## Problem description
Edit the listing below so that every "connector" becomes "socket", and keep all other text unchanged. Leave the picture out of your answer.

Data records
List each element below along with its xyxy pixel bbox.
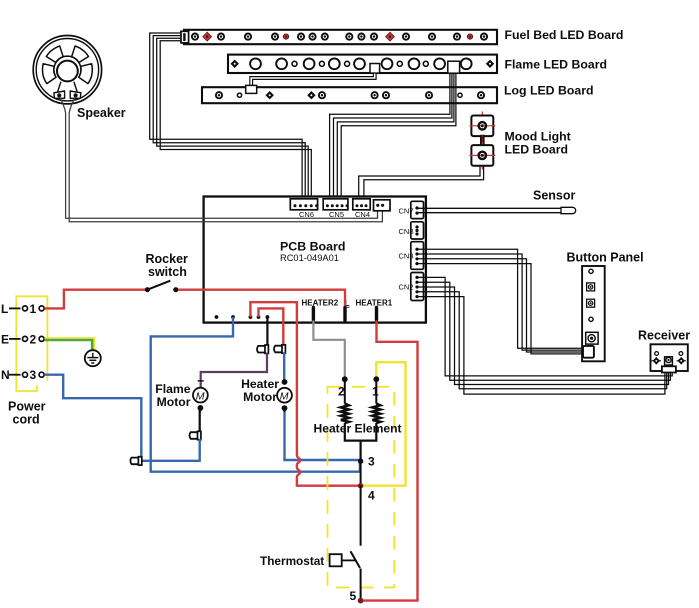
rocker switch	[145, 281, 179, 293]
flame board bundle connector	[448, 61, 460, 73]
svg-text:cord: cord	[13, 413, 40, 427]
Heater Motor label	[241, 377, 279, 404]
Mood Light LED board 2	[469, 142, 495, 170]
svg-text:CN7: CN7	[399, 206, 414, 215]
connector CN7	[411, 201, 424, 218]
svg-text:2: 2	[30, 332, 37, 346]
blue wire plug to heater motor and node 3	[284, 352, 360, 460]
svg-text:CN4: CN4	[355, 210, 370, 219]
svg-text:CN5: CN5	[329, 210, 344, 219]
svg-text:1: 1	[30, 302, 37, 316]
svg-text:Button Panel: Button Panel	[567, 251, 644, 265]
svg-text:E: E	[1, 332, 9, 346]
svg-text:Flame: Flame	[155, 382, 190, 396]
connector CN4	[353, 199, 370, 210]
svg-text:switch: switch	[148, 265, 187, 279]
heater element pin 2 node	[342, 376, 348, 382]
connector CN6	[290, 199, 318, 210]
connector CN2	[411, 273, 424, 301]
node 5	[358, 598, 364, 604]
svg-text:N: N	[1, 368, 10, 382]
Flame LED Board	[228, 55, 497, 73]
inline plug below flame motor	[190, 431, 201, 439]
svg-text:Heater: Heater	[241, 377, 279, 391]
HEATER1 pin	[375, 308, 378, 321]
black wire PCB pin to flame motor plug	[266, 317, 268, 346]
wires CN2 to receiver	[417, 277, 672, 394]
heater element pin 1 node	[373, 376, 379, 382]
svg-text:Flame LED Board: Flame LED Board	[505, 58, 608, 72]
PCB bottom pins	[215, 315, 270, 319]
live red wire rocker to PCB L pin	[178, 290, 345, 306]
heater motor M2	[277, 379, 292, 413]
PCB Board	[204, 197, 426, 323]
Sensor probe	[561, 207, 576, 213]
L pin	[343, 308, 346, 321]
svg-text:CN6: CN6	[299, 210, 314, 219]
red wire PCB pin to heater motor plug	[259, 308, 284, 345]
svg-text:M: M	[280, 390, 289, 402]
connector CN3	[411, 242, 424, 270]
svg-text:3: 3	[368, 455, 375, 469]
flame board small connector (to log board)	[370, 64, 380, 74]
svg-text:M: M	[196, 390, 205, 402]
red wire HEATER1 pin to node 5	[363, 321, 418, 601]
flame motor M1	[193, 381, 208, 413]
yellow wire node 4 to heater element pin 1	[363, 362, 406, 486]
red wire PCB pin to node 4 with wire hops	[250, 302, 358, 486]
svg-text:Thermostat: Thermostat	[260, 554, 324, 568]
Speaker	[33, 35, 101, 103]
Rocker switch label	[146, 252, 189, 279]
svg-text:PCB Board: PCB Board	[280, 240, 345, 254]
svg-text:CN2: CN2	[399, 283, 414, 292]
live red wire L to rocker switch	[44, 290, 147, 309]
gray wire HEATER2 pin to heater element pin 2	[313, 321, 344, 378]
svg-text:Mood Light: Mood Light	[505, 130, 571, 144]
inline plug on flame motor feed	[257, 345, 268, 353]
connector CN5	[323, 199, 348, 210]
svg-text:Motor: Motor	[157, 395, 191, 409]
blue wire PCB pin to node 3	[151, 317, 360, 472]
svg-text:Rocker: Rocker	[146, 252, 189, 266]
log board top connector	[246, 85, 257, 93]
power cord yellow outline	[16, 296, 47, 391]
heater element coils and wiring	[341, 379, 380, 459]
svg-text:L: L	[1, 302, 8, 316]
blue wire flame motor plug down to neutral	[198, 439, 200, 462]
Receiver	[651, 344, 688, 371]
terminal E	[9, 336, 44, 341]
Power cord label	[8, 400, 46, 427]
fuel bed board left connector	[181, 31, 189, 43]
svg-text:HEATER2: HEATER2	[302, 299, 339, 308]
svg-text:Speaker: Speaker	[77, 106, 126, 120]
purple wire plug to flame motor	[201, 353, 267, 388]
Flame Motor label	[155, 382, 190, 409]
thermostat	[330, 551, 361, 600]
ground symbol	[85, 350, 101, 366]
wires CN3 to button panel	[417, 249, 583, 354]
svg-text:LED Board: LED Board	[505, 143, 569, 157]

## Task response
List each element below along with its xyxy pixel bbox.
rocker switch	[145, 281, 179, 293]
flame board bundle socket	[448, 61, 460, 73]
svg-text:cord: cord	[13, 413, 40, 427]
Heater Motor label	[241, 377, 279, 404]
Mood Light LED board 2	[469, 142, 495, 170]
svg-text:CN7: CN7	[399, 206, 414, 215]
socket CN7	[411, 201, 424, 218]
svg-text:2: 2	[30, 332, 37, 346]
blue wire plug to heater motor and node 3	[284, 352, 360, 460]
svg-text:CN4: CN4	[355, 210, 370, 219]
svg-text:CN5: CN5	[329, 210, 344, 219]
svg-text:1: 1	[30, 302, 37, 316]
svg-text:Button Panel: Button Panel	[567, 251, 644, 265]
svg-text:E: E	[1, 332, 9, 346]
svg-text:Flame: Flame	[155, 382, 190, 396]
socket CN4	[353, 199, 370, 210]
svg-text:switch: switch	[148, 265, 187, 279]
heater element pin 2 node	[342, 376, 348, 382]
socket CN6	[290, 199, 318, 210]
socket CN2	[411, 273, 424, 301]
node 5	[358, 598, 364, 604]
svg-text:N: N	[1, 368, 10, 382]
Flame LED Board	[228, 55, 497, 73]
inline plug below flame motor	[190, 431, 201, 439]
svg-text:Heater: Heater	[241, 377, 279, 391]
HEATER1 pin	[375, 308, 378, 321]
black wire PCB pin to flame motor plug	[266, 317, 268, 346]
wires CN2 to receiver	[417, 277, 672, 394]
heater element pin 1 node	[373, 376, 379, 382]
svg-text:Flame LED Board: Flame LED Board	[505, 58, 608, 72]
PCB bottom pins	[215, 315, 270, 319]
live red wire rocker to PCB L pin	[178, 290, 345, 306]
heater motor M2	[277, 379, 292, 413]
PCB Board	[204, 197, 426, 323]
Sensor probe	[561, 207, 576, 213]
L pin	[343, 308, 346, 321]
svg-text:CN6: CN6	[299, 210, 314, 219]
red wire PCB pin to heater motor plug	[259, 308, 284, 345]
svg-text:M: M	[280, 390, 289, 402]
socket CN3	[411, 242, 424, 270]
svg-text:3: 3	[368, 455, 375, 469]
flame board small socket (to log board)	[370, 64, 380, 74]
svg-text:M: M	[196, 390, 205, 402]
red wire HEATER1 pin to node 5	[363, 321, 418, 601]
flame motor M1	[193, 381, 208, 413]
yellow wire node 4 to heater element pin 1	[363, 362, 406, 486]
red wire PCB pin to node 4 with wire hops	[250, 302, 358, 486]
svg-text:Thermostat: Thermostat	[260, 554, 324, 568]
Speaker	[33, 35, 101, 103]
Rocker switch label	[146, 252, 189, 279]
svg-text:PCB Board: PCB Board	[280, 240, 345, 254]
svg-text:CN2: CN2	[399, 283, 414, 292]
live red wire L to rocker switch	[44, 290, 147, 309]
gray wire HEATER2 pin to heater element pin 2	[313, 321, 344, 378]
svg-text:Mood Light: Mood Light	[505, 130, 571, 144]
inline plug on flame motor feed	[257, 345, 268, 353]
socket CN5	[323, 199, 348, 210]
svg-text:Motor: Motor	[157, 395, 191, 409]
blue wire PCB pin to node 3	[151, 317, 360, 472]
svg-text:Rocker: Rocker	[146, 252, 189, 266]
log board top socket	[246, 85, 257, 93]
power cord yellow outline	[16, 296, 47, 391]
heater element coils and wiring	[341, 379, 380, 459]
svg-text:L: L	[1, 302, 8, 316]
blue wire flame motor plug down to neutral	[198, 439, 200, 462]
Receiver	[651, 344, 688, 371]
terminal E	[9, 336, 44, 341]
Power cord label	[8, 400, 46, 427]
fuel bed board left socket	[181, 31, 189, 43]
svg-text:HEATER2: HEATER2	[302, 299, 339, 308]
svg-text:Speaker: Speaker	[77, 106, 126, 120]
purple wire plug to flame motor	[201, 353, 267, 388]
Flame Motor label	[155, 382, 190, 409]
thermostat	[330, 551, 361, 600]
ground symbol	[85, 350, 101, 366]
wires CN3 to button panel	[417, 249, 583, 354]
svg-text:LED Board: LED Board	[505, 143, 569, 157]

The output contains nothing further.